__PROBLEM STATEMENT__: Your task is to print all of the data word for word.

▼

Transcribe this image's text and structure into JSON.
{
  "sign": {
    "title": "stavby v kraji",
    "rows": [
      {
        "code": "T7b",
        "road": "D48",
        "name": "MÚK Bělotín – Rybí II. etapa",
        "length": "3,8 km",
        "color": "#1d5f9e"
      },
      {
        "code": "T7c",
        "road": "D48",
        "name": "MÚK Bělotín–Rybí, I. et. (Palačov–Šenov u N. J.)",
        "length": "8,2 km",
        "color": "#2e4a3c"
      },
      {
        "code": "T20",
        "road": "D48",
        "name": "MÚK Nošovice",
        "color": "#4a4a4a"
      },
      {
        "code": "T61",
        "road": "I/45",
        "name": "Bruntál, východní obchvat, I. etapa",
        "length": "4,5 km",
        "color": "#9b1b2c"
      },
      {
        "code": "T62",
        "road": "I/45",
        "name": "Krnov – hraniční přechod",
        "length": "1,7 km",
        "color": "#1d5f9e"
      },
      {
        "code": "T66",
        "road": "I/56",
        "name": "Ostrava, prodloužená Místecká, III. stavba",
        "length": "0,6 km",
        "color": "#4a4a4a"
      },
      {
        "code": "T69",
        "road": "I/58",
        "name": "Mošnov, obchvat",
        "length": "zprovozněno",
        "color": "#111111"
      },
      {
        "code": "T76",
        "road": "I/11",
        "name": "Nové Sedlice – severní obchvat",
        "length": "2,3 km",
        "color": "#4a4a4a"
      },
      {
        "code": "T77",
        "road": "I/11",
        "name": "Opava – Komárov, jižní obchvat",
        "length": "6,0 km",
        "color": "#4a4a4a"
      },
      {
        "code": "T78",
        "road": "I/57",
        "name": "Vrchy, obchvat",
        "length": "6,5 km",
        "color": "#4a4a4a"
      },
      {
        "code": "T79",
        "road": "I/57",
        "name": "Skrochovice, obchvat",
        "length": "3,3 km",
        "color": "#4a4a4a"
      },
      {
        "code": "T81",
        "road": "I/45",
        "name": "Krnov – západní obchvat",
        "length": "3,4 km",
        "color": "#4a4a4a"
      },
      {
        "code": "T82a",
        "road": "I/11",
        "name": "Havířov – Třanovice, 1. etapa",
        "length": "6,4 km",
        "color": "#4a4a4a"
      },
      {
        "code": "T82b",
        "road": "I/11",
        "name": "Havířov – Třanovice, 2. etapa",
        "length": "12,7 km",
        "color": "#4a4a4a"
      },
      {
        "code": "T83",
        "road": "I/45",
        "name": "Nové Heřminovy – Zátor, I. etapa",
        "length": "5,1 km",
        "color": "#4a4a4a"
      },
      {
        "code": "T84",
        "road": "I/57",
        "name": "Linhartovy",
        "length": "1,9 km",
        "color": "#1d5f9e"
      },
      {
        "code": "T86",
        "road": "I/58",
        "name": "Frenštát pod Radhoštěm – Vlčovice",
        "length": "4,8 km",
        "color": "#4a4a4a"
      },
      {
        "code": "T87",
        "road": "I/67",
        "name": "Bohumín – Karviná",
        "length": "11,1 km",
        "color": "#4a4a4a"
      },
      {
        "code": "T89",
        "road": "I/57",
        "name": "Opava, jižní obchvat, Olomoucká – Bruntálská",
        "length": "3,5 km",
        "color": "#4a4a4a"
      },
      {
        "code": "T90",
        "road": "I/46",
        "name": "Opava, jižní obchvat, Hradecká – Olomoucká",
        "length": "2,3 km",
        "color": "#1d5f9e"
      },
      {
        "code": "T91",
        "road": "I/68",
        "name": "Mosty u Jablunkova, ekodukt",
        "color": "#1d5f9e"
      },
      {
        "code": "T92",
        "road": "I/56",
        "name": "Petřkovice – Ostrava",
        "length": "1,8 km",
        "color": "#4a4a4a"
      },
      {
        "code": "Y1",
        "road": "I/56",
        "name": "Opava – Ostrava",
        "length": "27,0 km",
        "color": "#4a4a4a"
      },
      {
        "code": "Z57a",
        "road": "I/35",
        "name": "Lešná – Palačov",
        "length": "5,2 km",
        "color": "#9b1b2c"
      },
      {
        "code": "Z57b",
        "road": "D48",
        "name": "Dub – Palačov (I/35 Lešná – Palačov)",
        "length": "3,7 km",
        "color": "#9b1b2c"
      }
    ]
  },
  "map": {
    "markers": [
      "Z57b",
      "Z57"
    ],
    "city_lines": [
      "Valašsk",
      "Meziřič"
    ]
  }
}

▲

__EXERCISE SOLUTION__:
Transcribe this image's text and structure into JSON.
{
  "sign": {
    "title": "stavby v kraji",
    "rows": [
      {
        "code": "T7b",
        "road": "D48",
        "name": "MÚK Bělotín – Rybí II. etapa",
        "length": "3,8 km",
        "color": "#1d5f9e"
      },
      {
        "code": "T7c",
        "road": "D48",
        "name": "MÚK Bělotín–Rybí, I. et. (Palačov–Šenov u N. J.)",
        "length": "8,2 km",
        "color": "#2e4a3c"
      },
      {
        "code": "T20",
        "road": "D48",
        "name": "MÚK Nošovice",
        "color": "#4a4a4a"
      },
      {
        "code": "T61",
        "road": "I/45",
        "name": "Bruntál, východní obchvat, I. etapa",
        "length": "4,5 km",
        "color": "#9b1b2c"
      },
      {
        "code": "T62",
        "road": "I/45",
        "name": "Krnov – hraniční přechod",
        "length": "1,7 km",
        "color": "#1d5f9e"
      },
      {
        "code": "T66",
        "road": "I/56",
        "name": "Ostrava, prodloužená Místecká, III. stavba",
        "length": "0,6 km",
        "color": "#4a4a4a"
      },
      {
        "code": "T69",
        "road": "I/58",
        "name": "Mošnov, obchvat",
        "length": "zprovozněno",
        "color": "#111111"
      },
      {
        "code": "T76",
        "road": "I/11",
        "name": "Nové Sedlice – severní obchvat",
        "length": "2,3 km",
        "color": "#4a4a4a"
      },
      {
        "code": "T77",
        "road": "I/11",
        "name": "Opava – Komárov, jižní obchvat",
        "length": "6,0 km",
        "color": "#4a4a4a"
      },
      {
        "code": "T78",
        "road": "I/57",
        "name": "Vrchy, obchvat",
        "length": "6,5 km",
        "color": "#4a4a4a"
      },
      {
        "code": "T79",
        "road": "I/57",
        "name": "Skrochovice, obchvat",
        "length": "3,3 km",
        "color": "#4a4a4a"
      },
      {
        "code": "T81",
        "road": "I/45",
        "name": "Krnov – západní obchvat",
        "length": "3,4 km",
        "color": "#4a4a4a"
      },
      {
        "code": "T82a",
        "road": "I/11",
        "name": "Havířov – Třanovice, 1. etapa",
        "length": "6,4 km",
        "color": "#4a4a4a"
      },
      {
        "code": "T82b",
        "road": "I/11",
        "name": "Havířov – Třanovice, 2. etapa",
        "length": "12,7 km",
        "color": "#4a4a4a"
      },
      {
        "code": "T83",
        "road": "I/45",
        "name": "Nové Heřminovy – Zátor, I. etapa",
        "length": "5,1 km",
        "color": "#4a4a4a"
      },
      {
        "code": "T84",
        "road": "I/57",
        "name": "Linhartovy",
        "length": "1,9 km",
        "color": "#1d5f9e"
      },
      {
        "code": "T86",
        "road": "I/58",
        "name": "Frenštát pod Radhoštěm – Vlčovice",
        "length": "4,8 km",
        "color": "#4a4a4a"
      },
      {
        "code": "T87",
        "road": "I/67",
        "name": "Bohumín – Karviná",
        "length": "11,1 km",
        "color": "#4a4a4a"
      },
      {
        "code": "T89",
        "road": "I/57",
        "name": "Opava, jižní obchvat, Olomoucká – Bruntálská",
        "length": "3,5 km",
        "color": "#4a4a4a"
      },
      {
        "code": "T90",
        "road": "I/46",
        "name": "Opava, jižní obchvat, Hradecká – Olomoucká",
        "length": "2,3 km",
        "color": "#1d5f9e"
      },
      {
        "code": "T91",
        "road": "I/68",
        "name": "Mosty u Jablunkova, ekodukt",
        "color": "#1d5f9e"
      },
      {
        "code": "T92",
        "road": "I/56",
        "name": "Petřkovice – Ostrava",
        "length": "1,8 km",
        "color": "#4a4a4a"
      },
      {
        "code": "Y1",
        "road": "I/56",
        "name": "Opava – Ostrava",
        "length": "27,0 km",
        "color": "#4a4a4a"
      },
      {
        "code": "Z57a",
        "road": "I/35",
        "name": "Lešná – Palačov",
        "length": "5,2 km",
        "color": "#9b1b2c"
      },
      {
        "code": "Z57b",
        "road": "D48",
        "name": "Dub – Palačov (I/35 Lešná – Palačov)",
        "length": "3,7 km",
        "color": "#9b1b2c"
      }
    ]
  },
  "map": {
    "markers": [
      "Z57b",
      "Z57"
    ],
    "city_lines": [
      "Valašsk",
      "Meziřič"
    ]
  }
}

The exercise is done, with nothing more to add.